Read through the entries below and return each line with the word "必填欄位".

Data for this exercise start

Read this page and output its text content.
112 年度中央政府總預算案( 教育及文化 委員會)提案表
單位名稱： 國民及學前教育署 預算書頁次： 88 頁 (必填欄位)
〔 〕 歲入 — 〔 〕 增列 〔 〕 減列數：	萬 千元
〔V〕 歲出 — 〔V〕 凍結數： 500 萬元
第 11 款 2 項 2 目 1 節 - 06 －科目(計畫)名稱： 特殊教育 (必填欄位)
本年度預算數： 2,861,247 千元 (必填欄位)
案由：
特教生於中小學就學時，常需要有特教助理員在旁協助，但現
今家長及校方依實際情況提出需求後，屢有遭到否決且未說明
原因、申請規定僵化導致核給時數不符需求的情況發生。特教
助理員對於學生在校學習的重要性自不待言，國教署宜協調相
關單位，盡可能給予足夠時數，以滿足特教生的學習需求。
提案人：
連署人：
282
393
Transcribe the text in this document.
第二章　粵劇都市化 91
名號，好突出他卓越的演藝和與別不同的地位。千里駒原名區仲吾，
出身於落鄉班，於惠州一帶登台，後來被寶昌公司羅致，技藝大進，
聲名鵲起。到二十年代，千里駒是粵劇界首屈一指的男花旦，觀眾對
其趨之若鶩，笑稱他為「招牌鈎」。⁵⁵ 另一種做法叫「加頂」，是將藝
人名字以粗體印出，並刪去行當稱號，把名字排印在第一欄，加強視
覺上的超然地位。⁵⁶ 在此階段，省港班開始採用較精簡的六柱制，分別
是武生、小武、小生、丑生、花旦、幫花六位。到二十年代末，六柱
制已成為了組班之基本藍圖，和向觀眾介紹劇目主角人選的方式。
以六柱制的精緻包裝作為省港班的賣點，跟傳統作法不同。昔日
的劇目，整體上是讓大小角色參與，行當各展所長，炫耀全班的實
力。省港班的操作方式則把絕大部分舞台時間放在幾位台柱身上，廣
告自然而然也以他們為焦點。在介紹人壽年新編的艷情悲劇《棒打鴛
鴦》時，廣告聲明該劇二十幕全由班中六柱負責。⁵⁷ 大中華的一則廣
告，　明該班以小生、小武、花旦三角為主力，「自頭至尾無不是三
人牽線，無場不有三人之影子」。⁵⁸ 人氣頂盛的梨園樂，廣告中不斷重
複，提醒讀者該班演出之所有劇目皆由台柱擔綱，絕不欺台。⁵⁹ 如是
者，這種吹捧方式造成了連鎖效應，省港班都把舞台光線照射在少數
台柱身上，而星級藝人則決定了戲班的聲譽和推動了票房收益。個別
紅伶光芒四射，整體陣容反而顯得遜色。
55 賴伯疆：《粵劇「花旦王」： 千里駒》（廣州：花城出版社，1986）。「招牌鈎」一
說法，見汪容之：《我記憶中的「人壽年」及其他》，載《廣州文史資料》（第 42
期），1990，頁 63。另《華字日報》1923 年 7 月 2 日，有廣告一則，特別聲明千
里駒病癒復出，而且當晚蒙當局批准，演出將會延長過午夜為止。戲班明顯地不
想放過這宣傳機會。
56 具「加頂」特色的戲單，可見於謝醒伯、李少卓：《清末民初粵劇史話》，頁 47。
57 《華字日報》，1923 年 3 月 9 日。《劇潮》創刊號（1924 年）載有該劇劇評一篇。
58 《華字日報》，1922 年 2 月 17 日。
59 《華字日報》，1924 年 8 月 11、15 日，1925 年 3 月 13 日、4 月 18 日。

Data for this exercise end

**Answer in full:**
單位名稱： 國民及學前教育署 預算書頁次： 88 頁 (必填欄位)
第 11 款 2 項 2 目 1 節 - 06 －科目(計畫)名稱： 特殊教育 (必填欄位)
本年度預算數： 2,861,247 千元 (必填欄位)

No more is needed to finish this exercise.